** START OF Material provided **

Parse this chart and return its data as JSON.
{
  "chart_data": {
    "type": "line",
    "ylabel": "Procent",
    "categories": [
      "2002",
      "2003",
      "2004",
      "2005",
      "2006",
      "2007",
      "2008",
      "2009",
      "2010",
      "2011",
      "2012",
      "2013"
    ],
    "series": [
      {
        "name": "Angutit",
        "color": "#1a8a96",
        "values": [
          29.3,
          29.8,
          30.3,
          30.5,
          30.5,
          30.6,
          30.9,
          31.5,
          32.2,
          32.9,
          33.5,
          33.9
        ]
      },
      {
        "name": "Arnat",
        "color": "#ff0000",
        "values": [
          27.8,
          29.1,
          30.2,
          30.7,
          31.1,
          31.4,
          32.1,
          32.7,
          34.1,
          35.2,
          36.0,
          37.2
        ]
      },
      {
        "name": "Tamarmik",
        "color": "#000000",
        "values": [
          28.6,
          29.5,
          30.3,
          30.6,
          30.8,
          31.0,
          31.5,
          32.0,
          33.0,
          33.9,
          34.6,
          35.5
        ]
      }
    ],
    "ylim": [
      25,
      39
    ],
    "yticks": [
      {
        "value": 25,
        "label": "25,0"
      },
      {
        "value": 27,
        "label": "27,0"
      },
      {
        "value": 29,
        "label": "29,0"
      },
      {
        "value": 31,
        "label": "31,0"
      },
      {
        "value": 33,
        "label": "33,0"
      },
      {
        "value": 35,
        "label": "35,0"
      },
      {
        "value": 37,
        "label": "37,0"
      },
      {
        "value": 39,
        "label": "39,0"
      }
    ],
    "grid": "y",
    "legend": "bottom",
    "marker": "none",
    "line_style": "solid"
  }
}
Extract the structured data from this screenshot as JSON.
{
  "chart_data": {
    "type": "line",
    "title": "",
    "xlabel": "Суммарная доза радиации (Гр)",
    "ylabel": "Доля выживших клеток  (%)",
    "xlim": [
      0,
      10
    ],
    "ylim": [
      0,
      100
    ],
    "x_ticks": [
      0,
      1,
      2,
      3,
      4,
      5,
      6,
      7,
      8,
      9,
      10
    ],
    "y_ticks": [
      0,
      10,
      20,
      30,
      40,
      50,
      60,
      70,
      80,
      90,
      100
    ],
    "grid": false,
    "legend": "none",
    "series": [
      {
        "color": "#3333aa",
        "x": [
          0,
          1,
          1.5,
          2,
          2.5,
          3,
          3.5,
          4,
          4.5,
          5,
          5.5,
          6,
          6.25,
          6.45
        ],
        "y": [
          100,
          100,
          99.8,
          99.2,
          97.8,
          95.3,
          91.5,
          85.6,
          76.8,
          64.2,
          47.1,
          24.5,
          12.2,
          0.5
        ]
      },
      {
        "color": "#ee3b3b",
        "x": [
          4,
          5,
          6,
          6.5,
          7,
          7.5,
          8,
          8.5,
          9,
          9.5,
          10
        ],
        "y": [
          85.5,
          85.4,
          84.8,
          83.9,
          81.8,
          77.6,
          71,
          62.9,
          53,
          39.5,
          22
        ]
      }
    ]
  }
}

** END OF Material provided **

Return exactly the lines from the line bearing "Extract the structured" to the end of the records, inclusive of both; include no other lines.

> _Written solution_
Extract the structured data from this screenshot as JSON.
{
  "chart_data": {
    "type": "line",
    "title": "",
    "xlabel": "Суммарная доза радиации (Гр)",
    "ylabel": "Доля выживших клеток  (%)",
    "xlim": [
      0,
      10
    ],
    "ylim": [
      0,
      100
    ],
    "x_ticks": [
      0,
      1,
      2,
      3,
      4,
      5,
      6,
      7,
      8,
      9,
      10
    ],
    "y_ticks": [
      0,
      10,
      20,
      30,
      40,
      50,
      60,
      70,
      80,
      90,
      100
    ],
    "grid": false,
    "legend": "none",
    "series": [
      {
        "color": "#3333aa",
        "x": [
          0,
          1,
          1.5,
          2,
          2.5,
          3,
          3.5,
          4,
          4.5,
          5,
          5.5,
          6,
          6.25,
          6.45
        ],
        "y": [
          100,
          100,
          99.8,
          99.2,
          97.8,
          95.3,
          91.5,
          85.6,
          76.8,
          64.2,
          47.1,
          24.5,
          12.2,
          0.5
        ]
      },
      {
        "color": "#ee3b3b",
        "x": [
          4,
          5,
          6,
          6.5,
          7,
          7.5,
          8,
          8.5,
          9,
          9.5,
          10
        ],
        "y": [
          85.5,
          85.4,
          84.8,
          83.9,
          81.8,
          77.6,
          71,
          62.9,
          53,
          39.5,
          22
        ]
      }
    ]
  }
}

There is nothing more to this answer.